> _Exercise instructions_: Go through the records line by line and work out how many lines hold the word "indexu". Answer with the number only.

(Entries taken from a collection)
╔══

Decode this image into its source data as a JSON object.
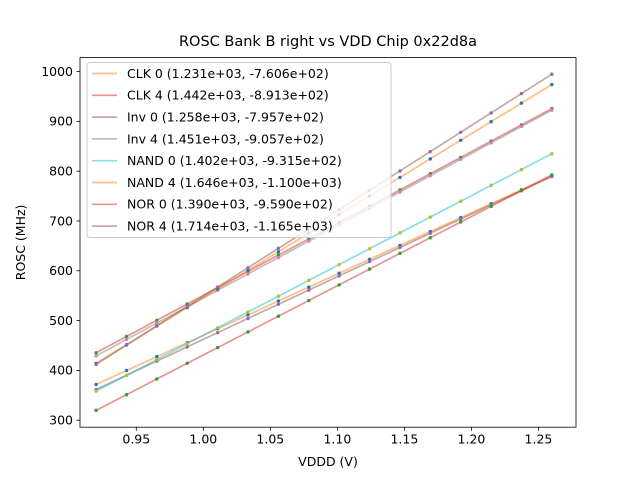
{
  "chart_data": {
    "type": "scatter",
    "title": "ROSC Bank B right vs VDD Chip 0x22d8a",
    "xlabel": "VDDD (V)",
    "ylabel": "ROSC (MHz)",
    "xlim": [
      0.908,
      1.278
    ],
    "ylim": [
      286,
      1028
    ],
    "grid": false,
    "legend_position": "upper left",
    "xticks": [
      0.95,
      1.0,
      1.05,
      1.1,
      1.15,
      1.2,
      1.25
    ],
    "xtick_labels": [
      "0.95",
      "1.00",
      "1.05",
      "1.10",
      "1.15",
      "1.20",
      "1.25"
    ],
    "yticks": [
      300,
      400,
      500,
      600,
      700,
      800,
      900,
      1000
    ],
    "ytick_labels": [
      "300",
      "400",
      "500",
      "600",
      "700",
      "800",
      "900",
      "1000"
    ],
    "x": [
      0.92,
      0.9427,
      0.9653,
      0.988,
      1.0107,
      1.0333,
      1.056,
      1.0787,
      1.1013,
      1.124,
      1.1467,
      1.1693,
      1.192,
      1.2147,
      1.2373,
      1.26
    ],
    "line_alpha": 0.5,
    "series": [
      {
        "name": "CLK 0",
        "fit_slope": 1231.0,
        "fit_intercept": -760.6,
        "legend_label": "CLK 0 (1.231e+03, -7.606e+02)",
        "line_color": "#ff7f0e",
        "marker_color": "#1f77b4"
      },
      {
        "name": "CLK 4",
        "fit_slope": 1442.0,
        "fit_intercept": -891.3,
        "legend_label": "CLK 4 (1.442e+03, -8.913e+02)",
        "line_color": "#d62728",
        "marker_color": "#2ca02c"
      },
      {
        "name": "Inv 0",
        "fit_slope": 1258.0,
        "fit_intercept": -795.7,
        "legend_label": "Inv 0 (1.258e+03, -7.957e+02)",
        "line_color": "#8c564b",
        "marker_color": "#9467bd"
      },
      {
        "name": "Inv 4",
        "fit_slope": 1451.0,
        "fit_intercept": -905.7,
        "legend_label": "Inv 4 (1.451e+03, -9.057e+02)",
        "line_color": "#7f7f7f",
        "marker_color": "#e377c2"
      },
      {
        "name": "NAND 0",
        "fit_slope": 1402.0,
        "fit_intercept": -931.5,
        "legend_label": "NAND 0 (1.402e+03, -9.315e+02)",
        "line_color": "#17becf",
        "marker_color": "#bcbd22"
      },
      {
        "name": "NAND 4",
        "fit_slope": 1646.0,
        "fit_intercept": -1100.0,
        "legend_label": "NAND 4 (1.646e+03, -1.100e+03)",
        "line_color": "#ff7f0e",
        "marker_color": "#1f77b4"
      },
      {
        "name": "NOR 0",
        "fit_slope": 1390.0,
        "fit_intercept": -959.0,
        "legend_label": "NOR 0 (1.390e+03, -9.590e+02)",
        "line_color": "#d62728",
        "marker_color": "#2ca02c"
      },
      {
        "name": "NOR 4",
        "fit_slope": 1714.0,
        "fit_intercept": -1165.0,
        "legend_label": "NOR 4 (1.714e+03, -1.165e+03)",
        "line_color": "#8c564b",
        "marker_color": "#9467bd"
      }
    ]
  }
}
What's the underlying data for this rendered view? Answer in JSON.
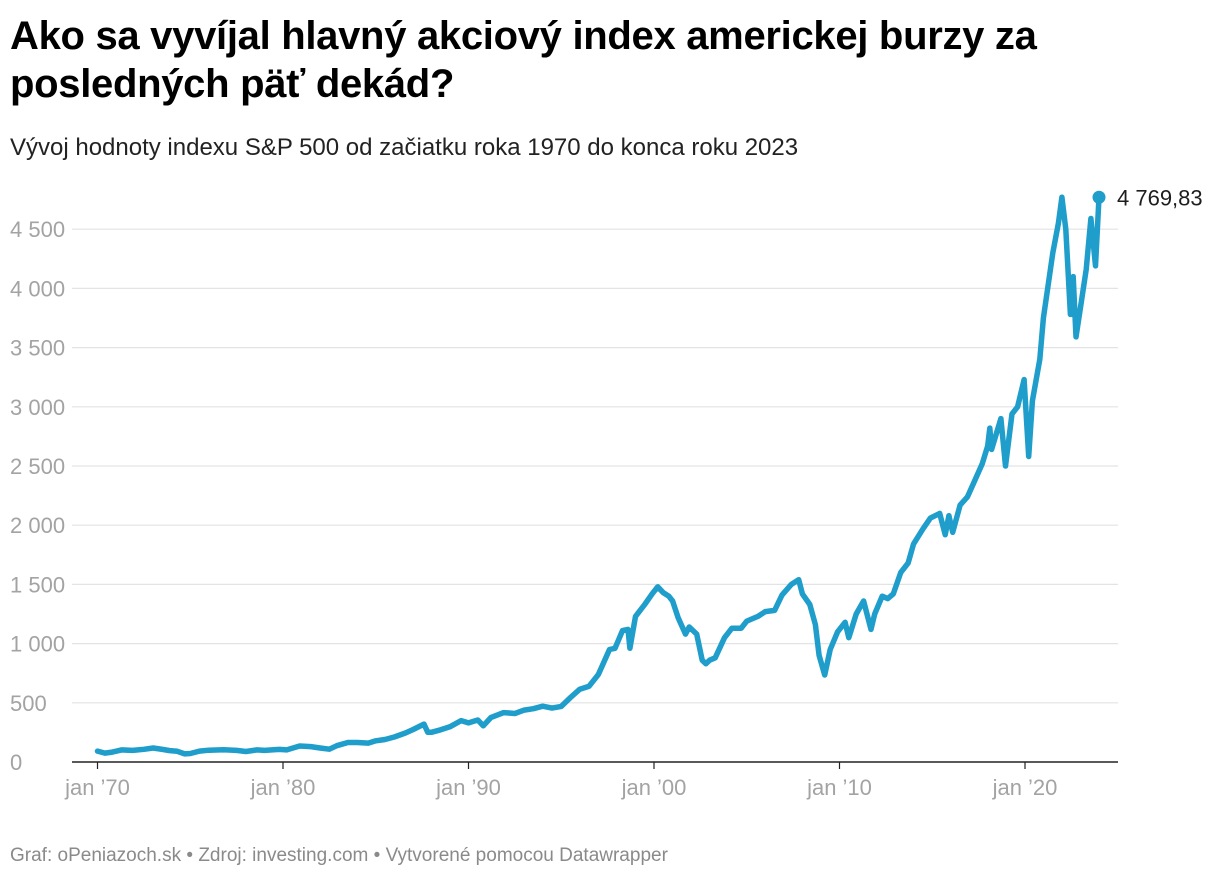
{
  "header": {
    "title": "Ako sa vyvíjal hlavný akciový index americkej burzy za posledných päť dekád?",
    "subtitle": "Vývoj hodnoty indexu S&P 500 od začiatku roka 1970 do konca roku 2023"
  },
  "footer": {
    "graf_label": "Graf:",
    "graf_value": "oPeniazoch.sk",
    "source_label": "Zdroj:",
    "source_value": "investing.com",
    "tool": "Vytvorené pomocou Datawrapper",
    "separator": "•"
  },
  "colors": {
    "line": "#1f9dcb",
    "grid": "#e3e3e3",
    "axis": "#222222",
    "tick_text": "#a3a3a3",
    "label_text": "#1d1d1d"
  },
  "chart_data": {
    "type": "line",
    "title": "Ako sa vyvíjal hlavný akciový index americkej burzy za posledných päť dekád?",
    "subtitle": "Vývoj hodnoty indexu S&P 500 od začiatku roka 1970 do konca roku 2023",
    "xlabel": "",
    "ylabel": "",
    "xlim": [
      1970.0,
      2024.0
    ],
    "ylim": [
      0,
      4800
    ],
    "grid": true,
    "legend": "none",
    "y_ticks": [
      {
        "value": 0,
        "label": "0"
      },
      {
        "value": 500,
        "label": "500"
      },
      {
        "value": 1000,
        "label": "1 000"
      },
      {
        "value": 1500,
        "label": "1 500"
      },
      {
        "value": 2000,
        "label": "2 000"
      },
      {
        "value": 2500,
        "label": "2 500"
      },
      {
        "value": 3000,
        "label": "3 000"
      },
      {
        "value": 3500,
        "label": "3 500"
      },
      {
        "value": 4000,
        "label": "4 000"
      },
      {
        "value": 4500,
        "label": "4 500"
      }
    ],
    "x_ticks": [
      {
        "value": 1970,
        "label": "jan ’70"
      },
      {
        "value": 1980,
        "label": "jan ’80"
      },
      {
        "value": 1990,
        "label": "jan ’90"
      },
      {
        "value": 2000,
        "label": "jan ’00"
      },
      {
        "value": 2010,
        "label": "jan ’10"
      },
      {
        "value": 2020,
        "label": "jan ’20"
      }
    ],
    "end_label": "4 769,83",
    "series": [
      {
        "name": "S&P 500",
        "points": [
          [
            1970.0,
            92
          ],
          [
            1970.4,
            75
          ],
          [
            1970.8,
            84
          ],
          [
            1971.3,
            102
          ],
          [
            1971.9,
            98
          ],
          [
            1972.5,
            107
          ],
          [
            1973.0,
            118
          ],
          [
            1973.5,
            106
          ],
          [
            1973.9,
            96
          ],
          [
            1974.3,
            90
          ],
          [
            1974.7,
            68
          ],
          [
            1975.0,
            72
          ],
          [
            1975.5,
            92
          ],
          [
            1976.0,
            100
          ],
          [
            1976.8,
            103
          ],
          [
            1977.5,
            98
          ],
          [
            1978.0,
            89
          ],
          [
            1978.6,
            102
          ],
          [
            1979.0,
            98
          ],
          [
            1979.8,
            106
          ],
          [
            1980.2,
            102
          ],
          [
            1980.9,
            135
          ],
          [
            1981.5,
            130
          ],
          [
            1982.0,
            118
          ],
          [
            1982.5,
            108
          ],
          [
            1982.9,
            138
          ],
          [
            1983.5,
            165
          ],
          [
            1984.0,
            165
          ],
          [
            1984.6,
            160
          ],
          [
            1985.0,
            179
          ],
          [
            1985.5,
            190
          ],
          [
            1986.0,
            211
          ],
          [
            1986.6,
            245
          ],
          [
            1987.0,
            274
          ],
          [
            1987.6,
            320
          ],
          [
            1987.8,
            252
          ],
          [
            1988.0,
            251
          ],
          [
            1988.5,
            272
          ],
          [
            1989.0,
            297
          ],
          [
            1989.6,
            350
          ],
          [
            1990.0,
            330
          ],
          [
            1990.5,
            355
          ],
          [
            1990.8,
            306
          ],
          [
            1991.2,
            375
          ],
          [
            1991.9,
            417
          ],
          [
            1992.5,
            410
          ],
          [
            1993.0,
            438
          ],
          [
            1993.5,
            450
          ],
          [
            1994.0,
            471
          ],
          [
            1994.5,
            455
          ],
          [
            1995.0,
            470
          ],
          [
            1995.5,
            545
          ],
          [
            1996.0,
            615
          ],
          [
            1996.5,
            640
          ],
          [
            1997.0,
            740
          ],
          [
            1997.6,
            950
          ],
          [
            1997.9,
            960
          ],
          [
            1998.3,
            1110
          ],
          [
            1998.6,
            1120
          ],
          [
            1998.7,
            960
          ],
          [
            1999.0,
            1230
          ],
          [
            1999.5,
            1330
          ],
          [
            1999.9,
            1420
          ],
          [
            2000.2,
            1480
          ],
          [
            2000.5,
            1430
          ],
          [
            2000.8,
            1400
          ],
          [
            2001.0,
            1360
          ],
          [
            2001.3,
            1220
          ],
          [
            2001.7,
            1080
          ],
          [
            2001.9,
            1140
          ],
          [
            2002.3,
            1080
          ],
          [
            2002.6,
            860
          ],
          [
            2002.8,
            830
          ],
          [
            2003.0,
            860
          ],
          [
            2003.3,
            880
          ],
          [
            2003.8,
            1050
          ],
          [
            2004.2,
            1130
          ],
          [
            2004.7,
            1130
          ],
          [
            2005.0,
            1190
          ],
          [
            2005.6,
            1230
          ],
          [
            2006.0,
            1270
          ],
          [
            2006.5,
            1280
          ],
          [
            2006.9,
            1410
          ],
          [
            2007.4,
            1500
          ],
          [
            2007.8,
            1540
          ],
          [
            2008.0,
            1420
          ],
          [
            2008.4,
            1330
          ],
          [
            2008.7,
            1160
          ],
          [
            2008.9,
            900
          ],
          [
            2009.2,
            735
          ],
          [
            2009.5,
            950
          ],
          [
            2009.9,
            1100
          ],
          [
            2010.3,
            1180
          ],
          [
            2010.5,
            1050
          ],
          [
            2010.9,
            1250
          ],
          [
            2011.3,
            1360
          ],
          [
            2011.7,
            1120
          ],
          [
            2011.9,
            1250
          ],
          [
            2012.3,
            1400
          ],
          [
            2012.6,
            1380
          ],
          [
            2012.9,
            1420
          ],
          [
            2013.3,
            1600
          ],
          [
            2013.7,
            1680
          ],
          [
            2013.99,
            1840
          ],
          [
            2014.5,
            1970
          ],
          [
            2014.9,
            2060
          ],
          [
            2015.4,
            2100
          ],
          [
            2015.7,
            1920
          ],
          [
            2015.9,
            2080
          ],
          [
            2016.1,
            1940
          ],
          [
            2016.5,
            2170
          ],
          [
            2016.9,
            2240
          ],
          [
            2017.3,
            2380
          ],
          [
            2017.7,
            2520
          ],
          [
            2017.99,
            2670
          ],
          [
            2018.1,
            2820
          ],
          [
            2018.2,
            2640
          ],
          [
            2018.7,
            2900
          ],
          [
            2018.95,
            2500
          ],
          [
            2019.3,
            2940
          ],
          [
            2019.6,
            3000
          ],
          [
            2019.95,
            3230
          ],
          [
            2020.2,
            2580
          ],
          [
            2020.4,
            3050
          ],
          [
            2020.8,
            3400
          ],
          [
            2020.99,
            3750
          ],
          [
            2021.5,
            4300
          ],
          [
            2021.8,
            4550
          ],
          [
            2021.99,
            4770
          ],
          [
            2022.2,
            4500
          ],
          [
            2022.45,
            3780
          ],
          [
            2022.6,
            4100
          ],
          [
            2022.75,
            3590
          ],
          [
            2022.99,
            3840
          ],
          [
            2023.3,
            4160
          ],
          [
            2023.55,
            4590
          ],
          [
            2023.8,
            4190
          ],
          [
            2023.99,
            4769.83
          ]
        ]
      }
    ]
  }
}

╚══

> _Response for this exercise_: 2